◆ Your instructions ◆
Determine how many lines below include the string "name". Reply with the number only.

◆ Supplied records ◆
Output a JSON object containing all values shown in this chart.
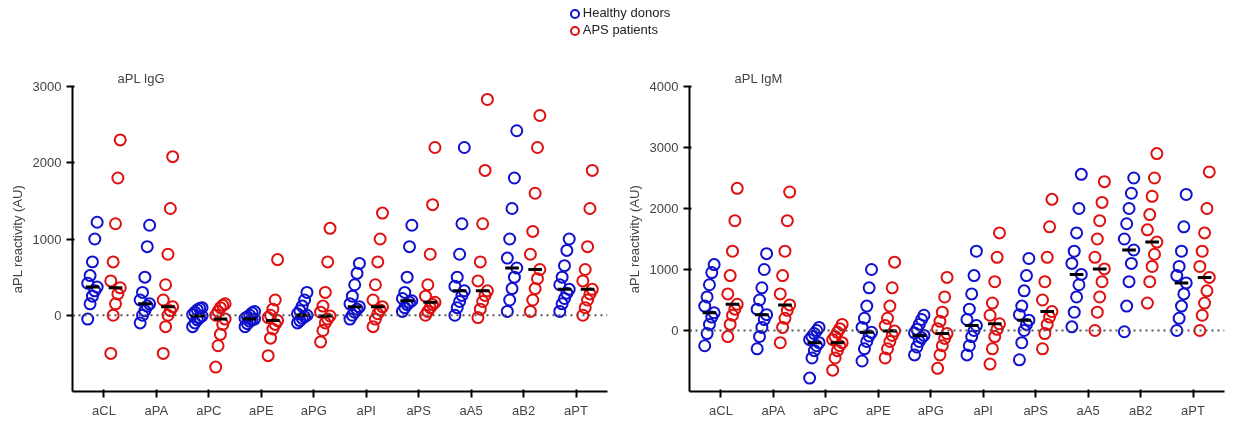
{
  "chart_data": [
    {
      "type": "scatter",
      "title": "aPL IgG",
      "ylabel": "aPL reactivity (AU)",
      "categories": [
        "aCL",
        "aPA",
        "aPC",
        "aPE",
        "aPG",
        "aPI",
        "aPS",
        "aA5",
        "aB2",
        "aPT"
      ],
      "ylim": [
        -1000,
        3000
      ],
      "yticks": [
        0,
        1000,
        2000,
        3000
      ],
      "grid": false,
      "legend": "top",
      "marker": "circle",
      "ref_lines": [
        {
          "axis": "y",
          "value": 0,
          "line_style": "dotted",
          "color": "#555555"
        }
      ],
      "series": [
        {
          "name": "Healthy donors",
          "color": "#1010d0",
          "x": [
            "aCL",
            "aCL",
            "aCL",
            "aCL",
            "aCL",
            "aCL",
            "aCL",
            "aCL",
            "aCL",
            "aCL",
            "aPA",
            "aPA",
            "aPA",
            "aPA",
            "aPA",
            "aPA",
            "aPA",
            "aPA",
            "aPA",
            "aPA",
            "aPC",
            "aPC",
            "aPC",
            "aPC",
            "aPC",
            "aPC",
            "aPC",
            "aPC",
            "aPC",
            "aPC",
            "aPE",
            "aPE",
            "aPE",
            "aPE",
            "aPE",
            "aPE",
            "aPE",
            "aPE",
            "aPE",
            "aPE",
            "aPG",
            "aPG",
            "aPG",
            "aPG",
            "aPG",
            "aPG",
            "aPG",
            "aPG",
            "aPG",
            "aPG",
            "aPI",
            "aPI",
            "aPI",
            "aPI",
            "aPI",
            "aPI",
            "aPI",
            "aPI",
            "aPI",
            "aPI",
            "aPS",
            "aPS",
            "aPS",
            "aPS",
            "aPS",
            "aPS",
            "aPS",
            "aPS",
            "aPS",
            "aPS",
            "aA5",
            "aA5",
            "aA5",
            "aA5",
            "aA5",
            "aA5",
            "aA5",
            "aA5",
            "aA5",
            "aA5",
            "aB2",
            "aB2",
            "aB2",
            "aB2",
            "aB2",
            "aB2",
            "aB2",
            "aB2",
            "aB2",
            "aB2",
            "aPT",
            "aPT",
            "aPT",
            "aPT",
            "aPT",
            "aPT",
            "aPT",
            "aPT",
            "aPT",
            "aPT"
          ],
          "values": [
            -50,
            150,
            250,
            320,
            370,
            420,
            520,
            700,
            1000,
            1220,
            -100,
            0,
            60,
            120,
            150,
            200,
            300,
            500,
            900,
            1180,
            -150,
            -100,
            -60,
            -30,
            -10,
            10,
            40,
            70,
            90,
            100,
            -150,
            -110,
            -80,
            -60,
            -50,
            -40,
            -20,
            0,
            30,
            50,
            -100,
            -70,
            -40,
            -20,
            0,
            20,
            60,
            120,
            200,
            300,
            -50,
            0,
            40,
            80,
            110,
            150,
            250,
            400,
            550,
            680,
            50,
            100,
            140,
            170,
            190,
            220,
            300,
            500,
            900,
            1180,
            0,
            100,
            180,
            260,
            320,
            380,
            500,
            800,
            1200,
            2200,
            50,
            200,
            350,
            500,
            620,
            750,
            1000,
            1400,
            1800,
            2420,
            50,
            150,
            220,
            290,
            340,
            400,
            500,
            650,
            850,
            1000
          ]
        },
        {
          "name": "APS patients",
          "color": "#e01010",
          "x": [
            "aCL",
            "aCL",
            "aCL",
            "aCL",
            "aCL",
            "aCL",
            "aCL",
            "aCL",
            "aCL",
            "aCL",
            "aPA",
            "aPA",
            "aPA",
            "aPA",
            "aPA",
            "aPA",
            "aPA",
            "aPA",
            "aPA",
            "aPA",
            "aPC",
            "aPC",
            "aPC",
            "aPC",
            "aPC",
            "aPC",
            "aPC",
            "aPC",
            "aPC",
            "aPC",
            "aPE",
            "aPE",
            "aPE",
            "aPE",
            "aPE",
            "aPE",
            "aPE",
            "aPE",
            "aPE",
            "aPE",
            "aPG",
            "aPG",
            "aPG",
            "aPG",
            "aPG",
            "aPG",
            "aPG",
            "aPG",
            "aPG",
            "aPG",
            "aPI",
            "aPI",
            "aPI",
            "aPI",
            "aPI",
            "aPI",
            "aPI",
            "aPI",
            "aPI",
            "aPI",
            "aPS",
            "aPS",
            "aPS",
            "aPS",
            "aPS",
            "aPS",
            "aPS",
            "aPS",
            "aPS",
            "aPS",
            "aA5",
            "aA5",
            "aA5",
            "aA5",
            "aA5",
            "aA5",
            "aA5",
            "aA5",
            "aA5",
            "aA5",
            "aB2",
            "aB2",
            "aB2",
            "aB2",
            "aB2",
            "aB2",
            "aB2",
            "aB2",
            "aB2",
            "aB2",
            "aPT",
            "aPT",
            "aPT",
            "aPT",
            "aPT",
            "aPT",
            "aPT",
            "aPT",
            "aPT",
            "aPT"
          ],
          "values": [
            -500,
            0,
            150,
            280,
            360,
            450,
            700,
            1200,
            1800,
            2300,
            -500,
            -150,
            0,
            60,
            110,
            200,
            400,
            800,
            1400,
            2080,
            -680,
            -400,
            -250,
            -120,
            -50,
            0,
            50,
            100,
            130,
            150,
            -530,
            -300,
            -180,
            -120,
            -70,
            -30,
            0,
            80,
            200,
            730,
            -350,
            -200,
            -100,
            -50,
            -10,
            40,
            120,
            300,
            700,
            1140,
            -150,
            -50,
            20,
            70,
            110,
            200,
            400,
            700,
            1000,
            1340,
            0,
            50,
            100,
            140,
            170,
            250,
            400,
            800,
            1450,
            2200,
            -30,
            80,
            180,
            260,
            320,
            450,
            700,
            1200,
            1900,
            2830,
            50,
            200,
            350,
            480,
            600,
            800,
            1100,
            1600,
            2200,
            2620,
            0,
            100,
            200,
            280,
            340,
            450,
            600,
            900,
            1400,
            1900
          ]
        },
        {
          "type": "box",
          "color": "#000000",
          "boxes": [
            {
              "low": 370,
              "q1": 370,
              "median": 370,
              "q3": 370,
              "high": 370
            },
            {
              "low": 150,
              "q1": 150,
              "median": 150,
              "q3": 150,
              "high": 150
            },
            {
              "low": -10,
              "q1": -10,
              "median": -10,
              "q3": -10,
              "high": -10
            },
            {
              "low": -50,
              "q1": -50,
              "median": -50,
              "q3": -50,
              "high": -50
            },
            {
              "low": 0,
              "q1": 0,
              "median": 0,
              "q3": 0,
              "high": 0
            },
            {
              "low": 110,
              "q1": 110,
              "median": 110,
              "q3": 110,
              "high": 110
            },
            {
              "low": 190,
              "q1": 190,
              "median": 190,
              "q3": 190,
              "high": 190
            },
            {
              "low": 320,
              "q1": 320,
              "median": 320,
              "q3": 320,
              "high": 320
            },
            {
              "low": 620,
              "q1": 620,
              "median": 620,
              "q3": 620,
              "high": 620
            },
            {
              "low": 340,
              "q1": 340,
              "median": 340,
              "q3": 340,
              "high": 340
            }
          ]
        },
        {
          "type": "box",
          "color": "#000000",
          "boxes": [
            {
              "low": 360,
              "q1": 360,
              "median": 360,
              "q3": 360,
              "high": 360
            },
            {
              "low": 110,
              "q1": 110,
              "median": 110,
              "q3": 110,
              "high": 110
            },
            {
              "low": -50,
              "q1": -50,
              "median": -50,
              "q3": -50,
              "high": -50
            },
            {
              "low": -70,
              "q1": -70,
              "median": -70,
              "q3": -70,
              "high": -70
            },
            {
              "low": -10,
              "q1": -10,
              "median": -10,
              "q3": -10,
              "high": -10
            },
            {
              "low": 110,
              "q1": 110,
              "median": 110,
              "q3": 110,
              "high": 110
            },
            {
              "low": 170,
              "q1": 170,
              "median": 170,
              "q3": 170,
              "high": 170
            },
            {
              "low": 320,
              "q1": 320,
              "median": 320,
              "q3": 320,
              "high": 320
            },
            {
              "low": 600,
              "q1": 600,
              "median": 600,
              "q3": 600,
              "high": 600
            },
            {
              "low": 340,
              "q1": 340,
              "median": 340,
              "q3": 340,
              "high": 340
            }
          ]
        }
      ]
    },
    {
      "type": "scatter",
      "title": "aPL IgM",
      "ylabel": "aPL reactivity (AU)",
      "categories": [
        "aCL",
        "aPA",
        "aPC",
        "aPE",
        "aPG",
        "aPI",
        "aPS",
        "aA5",
        "aB2",
        "aPT"
      ],
      "ylim": [
        -1000,
        4000
      ],
      "yticks": [
        0,
        1000,
        2000,
        3000,
        4000
      ],
      "grid": false,
      "marker": "circle",
      "ref_lines": [
        {
          "axis": "y",
          "value": 0,
          "line_style": "dotted",
          "color": "#555555"
        }
      ],
      "series": [
        {
          "color": "#1010d0",
          "x": [
            "aCL",
            "aCL",
            "aCL",
            "aCL",
            "aCL",
            "aCL",
            "aCL",
            "aCL",
            "aCL",
            "aCL",
            "aPA",
            "aPA",
            "aPA",
            "aPA",
            "aPA",
            "aPA",
            "aPA",
            "aPA",
            "aPA",
            "aPA",
            "aPC",
            "aPC",
            "aPC",
            "aPC",
            "aPC",
            "aPC",
            "aPC",
            "aPC",
            "aPC",
            "aPC",
            "aPE",
            "aPE",
            "aPE",
            "aPE",
            "aPE",
            "aPE",
            "aPE",
            "aPE",
            "aPE",
            "aPE",
            "aPG",
            "aPG",
            "aPG",
            "aPG",
            "aPG",
            "aPG",
            "aPG",
            "aPG",
            "aPG",
            "aPG",
            "aPI",
            "aPI",
            "aPI",
            "aPI",
            "aPI",
            "aPI",
            "aPI",
            "aPI",
            "aPI",
            "aPI",
            "aPS",
            "aPS",
            "aPS",
            "aPS",
            "aPS",
            "aPS",
            "aPS",
            "aPS",
            "aPS",
            "aPS",
            "aA5",
            "aA5",
            "aA5",
            "aA5",
            "aA5",
            "aA5",
            "aA5",
            "aA5",
            "aA5",
            "aA5",
            "aB2",
            "aB2",
            "aB2",
            "aB2",
            "aB2",
            "aB2",
            "aB2",
            "aB2",
            "aB2",
            "aB2",
            "aPT",
            "aPT",
            "aPT",
            "aPT",
            "aPT",
            "aPT",
            "aPT",
            "aPT",
            "aPT",
            "aPT"
          ],
          "values": [
            -250,
            -50,
            100,
            220,
            290,
            400,
            550,
            750,
            950,
            1080,
            -300,
            -100,
            50,
            180,
            260,
            350,
            500,
            700,
            1000,
            1260,
            -780,
            -450,
            -330,
            -250,
            -200,
            -150,
            -100,
            -50,
            0,
            50,
            -500,
            -300,
            -180,
            -90,
            -30,
            50,
            200,
            400,
            700,
            1000,
            -400,
            -270,
            -180,
            -120,
            -80,
            -40,
            20,
            100,
            180,
            250,
            -400,
            -250,
            -100,
            0,
            80,
            180,
            350,
            600,
            900,
            1300,
            -480,
            -200,
            0,
            100,
            170,
            260,
            400,
            650,
            900,
            1180,
            60,
            300,
            550,
            750,
            920,
            1100,
            1300,
            1600,
            2000,
            2560,
            -20,
            400,
            800,
            1100,
            1320,
            1500,
            1750,
            2000,
            2250,
            2500,
            0,
            200,
            400,
            600,
            780,
            900,
            1050,
            1300,
            1700,
            2230
          ]
        },
        {
          "color": "#e01010",
          "x": [
            "aCL",
            "aCL",
            "aCL",
            "aCL",
            "aCL",
            "aCL",
            "aCL",
            "aCL",
            "aCL",
            "aCL",
            "aPA",
            "aPA",
            "aPA",
            "aPA",
            "aPA",
            "aPA",
            "aPA",
            "aPA",
            "aPA",
            "aPA",
            "aPC",
            "aPC",
            "aPC",
            "aPC",
            "aPC",
            "aPC",
            "aPC",
            "aPC",
            "aPC",
            "aPC",
            "aPE",
            "aPE",
            "aPE",
            "aPE",
            "aPE",
            "aPE",
            "aPE",
            "aPE",
            "aPE",
            "aPE",
            "aPG",
            "aPG",
            "aPG",
            "aPG",
            "aPG",
            "aPG",
            "aPG",
            "aPG",
            "aPG",
            "aPG",
            "aPI",
            "aPI",
            "aPI",
            "aPI",
            "aPI",
            "aPI",
            "aPI",
            "aPI",
            "aPI",
            "aPI",
            "aPS",
            "aPS",
            "aPS",
            "aPS",
            "aPS",
            "aPS",
            "aPS",
            "aPS",
            "aPS",
            "aPS",
            "aA5",
            "aA5",
            "aA5",
            "aA5",
            "aA5",
            "aA5",
            "aA5",
            "aA5",
            "aA5",
            "aA5",
            "aB2",
            "aB2",
            "aB2",
            "aB2",
            "aB2",
            "aB2",
            "aB2",
            "aB2",
            "aB2",
            "aB2",
            "aPT",
            "aPT",
            "aPT",
            "aPT",
            "aPT",
            "aPT",
            "aPT",
            "aPT",
            "aPT",
            "aPT"
          ],
          "values": [
            -100,
            100,
            250,
            350,
            430,
            600,
            900,
            1300,
            1800,
            2330,
            -200,
            50,
            200,
            330,
            420,
            600,
            900,
            1300,
            1800,
            2270,
            -650,
            -450,
            -330,
            -250,
            -200,
            -150,
            -100,
            -30,
            30,
            100,
            -450,
            -300,
            -180,
            -80,
            -10,
            80,
            200,
            400,
            700,
            1120,
            -620,
            -400,
            -250,
            -130,
            -50,
            30,
            150,
            300,
            550,
            870,
            -550,
            -300,
            -100,
            20,
            110,
            250,
            450,
            800,
            1200,
            1600,
            -300,
            -50,
            100,
            220,
            310,
            500,
            800,
            1200,
            1700,
            2150,
            0,
            300,
            550,
            800,
            1010,
            1200,
            1500,
            1800,
            2100,
            2440,
            450,
            800,
            1050,
            1250,
            1450,
            1650,
            1900,
            2200,
            2500,
            2900,
            0,
            250,
            450,
            650,
            870,
            1050,
            1300,
            1600,
            2000,
            2600
          ]
        },
        {
          "type": "box",
          "color": "#000000",
          "boxes": [
            {
              "low": 290,
              "q1": 290,
              "median": 290,
              "q3": 290,
              "high": 290
            },
            {
              "low": 260,
              "q1": 260,
              "median": 260,
              "q3": 260,
              "high": 260
            },
            {
              "low": -200,
              "q1": -200,
              "median": -200,
              "q3": -200,
              "high": -200
            },
            {
              "low": -30,
              "q1": -30,
              "median": -30,
              "q3": -30,
              "high": -30
            },
            {
              "low": -80,
              "q1": -80,
              "median": -80,
              "q3": -80,
              "high": -80
            },
            {
              "low": 80,
              "q1": 80,
              "median": 80,
              "q3": 80,
              "high": 80
            },
            {
              "low": 170,
              "q1": 170,
              "median": 170,
              "q3": 170,
              "high": 170
            },
            {
              "low": 920,
              "q1": 920,
              "median": 920,
              "q3": 920,
              "high": 920
            },
            {
              "low": 1320,
              "q1": 1320,
              "median": 1320,
              "q3": 1320,
              "high": 1320
            },
            {
              "low": 780,
              "q1": 780,
              "median": 780,
              "q3": 780,
              "high": 780
            }
          ]
        },
        {
          "type": "box",
          "color": "#000000",
          "boxes": [
            {
              "low": 430,
              "q1": 430,
              "median": 430,
              "q3": 430,
              "high": 430
            },
            {
              "low": 420,
              "q1": 420,
              "median": 420,
              "q3": 420,
              "high": 420
            },
            {
              "low": -200,
              "q1": -200,
              "median": -200,
              "q3": -200,
              "high": -200
            },
            {
              "low": -10,
              "q1": -10,
              "median": -10,
              "q3": -10,
              "high": -10
            },
            {
              "low": -50,
              "q1": -50,
              "median": -50,
              "q3": -50,
              "high": -50
            },
            {
              "low": 110,
              "q1": 110,
              "median": 110,
              "q3": 110,
              "high": 110
            },
            {
              "low": 310,
              "q1": 310,
              "median": 310,
              "q3": 310,
              "high": 310
            },
            {
              "low": 1010,
              "q1": 1010,
              "median": 1010,
              "q3": 1010,
              "high": 1010
            },
            {
              "low": 1450,
              "q1": 1450,
              "median": 1450,
              "q3": 1450,
              "high": 1450
            },
            {
              "low": 870,
              "q1": 870,
              "median": 870,
              "q3": 870,
              "high": 870
            }
          ]
        }
      ]
    }
  ]
}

◆ Response for this exercise ◆
2